Given instruction: Scan the material below for the string "Output", and copy every line where it shows up.

Records from a data source:

────────────────

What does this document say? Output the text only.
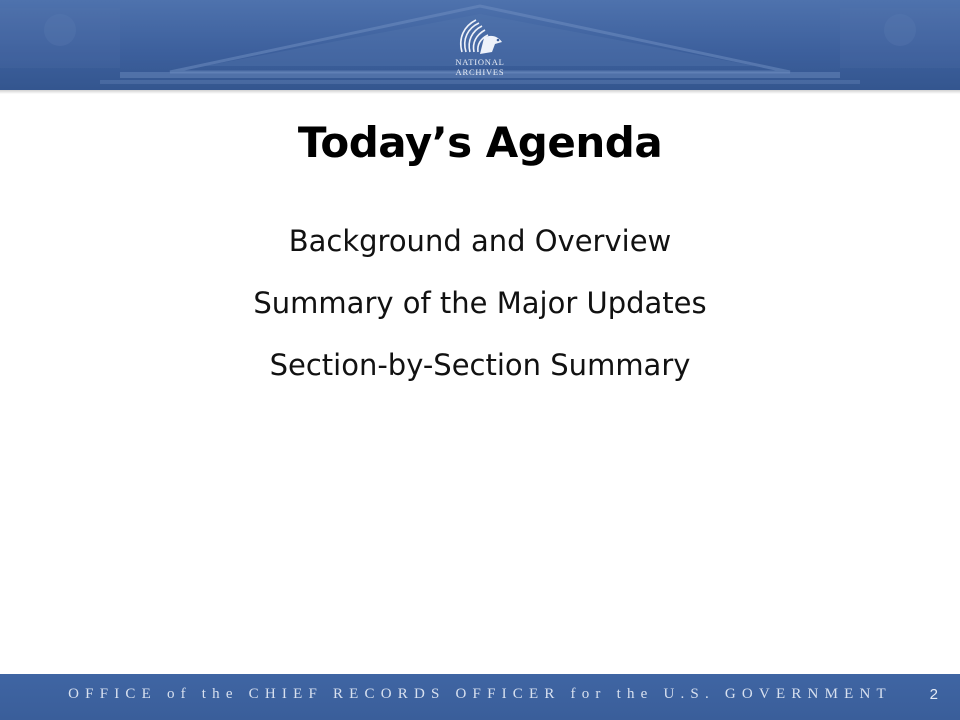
NATIONAL
ARCHIVES
Today’s Agenda
Background and Overview
Summary of the Major Updates
Section-by-Section Summary
OFFICE of the CHIEF RECORDS OFFICER for the U.S. GOVERNMENT	2
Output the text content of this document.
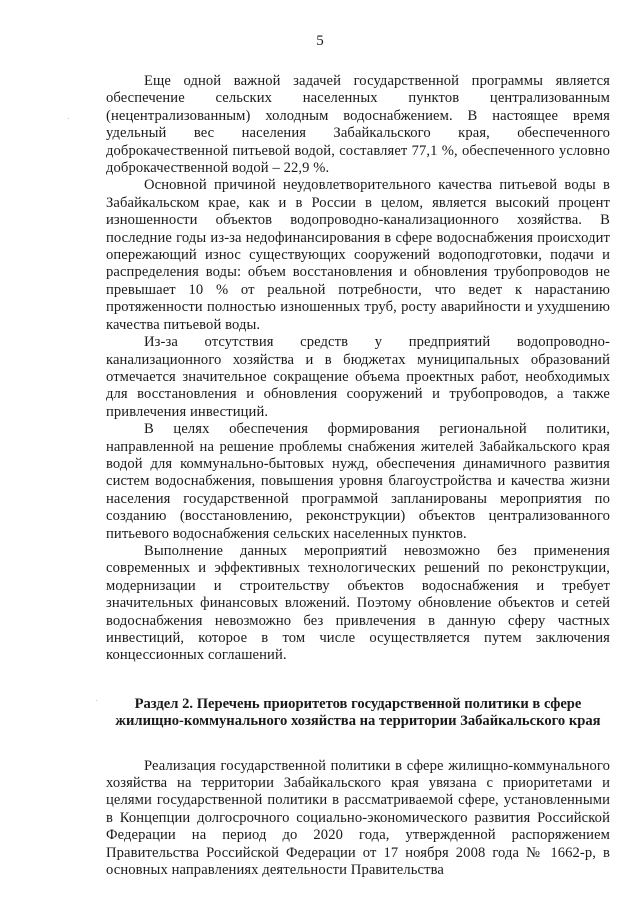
5

Еще одной важной задачей государственной программы является обеспечение сельских населенных пунктов централизованным (нецентрализованным) холодным водоснабжением. В настоящее время удельный вес населения Забайкальского края, обеспеченного доброкачественной питьевой водой, составляет 77,1 %, обеспеченного условно доброкачественной водой – 22,9 %.

Основной причиной неудовлетворительного качества питьевой воды в Забайкальском крае, как и в России в целом, является высокий процент изношенности объектов водопроводно-канализационного хозяйства. В последние годы из-за недофинансирования в сфере водоснабжения происходит опережающий износ существующих сооружений водоподготовки, подачи и распределения воды: объем восстановления и обновления трубопроводов не превышает 10 % от реальной потребности, что ведет к нарастанию протяженности полностью изношенных труб, росту аварийности и ухудшению качества питьевой воды.

Из-за отсутствия средств у предприятий водопроводно-канализационного хозяйства и в бюджетах муниципальных образований отмечается значительное сокращение объема проектных работ, необходимых для восстановления и обновления сооружений и трубопроводов, а также привлечения инвестиций.

В целях обеспечения формирования региональной политики, направленной на решение проблемы снабжения жителей Забайкальского края водой для коммунально-бытовых нужд, обеспечения динамичного развития систем водоснабжения, повышения уровня благоустройства и качества жизни населения государственной программой запланированы мероприятия по созданию (восстановлению, реконструкции) объектов централизованного питьевого водоснабжения сельских населенных пунктов.

Выполнение данных мероприятий невозможно без применения современных и эффективных технологических решений по реконструкции, модернизации и строительству объектов водоснабжения и требует значительных финансовых вложений. Поэтому обновление объектов и сетей водоснабжения невозможно без привлечения в данную сферу частных инвестиций, которое в том числе осуществляется путем заключения концессионных соглашений.

Раздел 2. Перечень приоритетов государственной политики в сфере
жилищно-коммунального хозяйства на территории Забайкальского края

Реализация государственной политики в сфере жилищно-коммунального хозяйства на территории Забайкальского края увязана с приоритетами и целями государственной политики в рассматриваемой сфере, установленными в Концепции долгосрочного социально-экономического развития Российской Федерации на период до 2020 года, утвержденной распоряжением Правительства Российской Федерации от 17 ноября 2008 года № 1662-р, в основных направлениях деятельности Правительства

────────────────

In response:
What does this document say? Output the text only.
Output the text content of this document.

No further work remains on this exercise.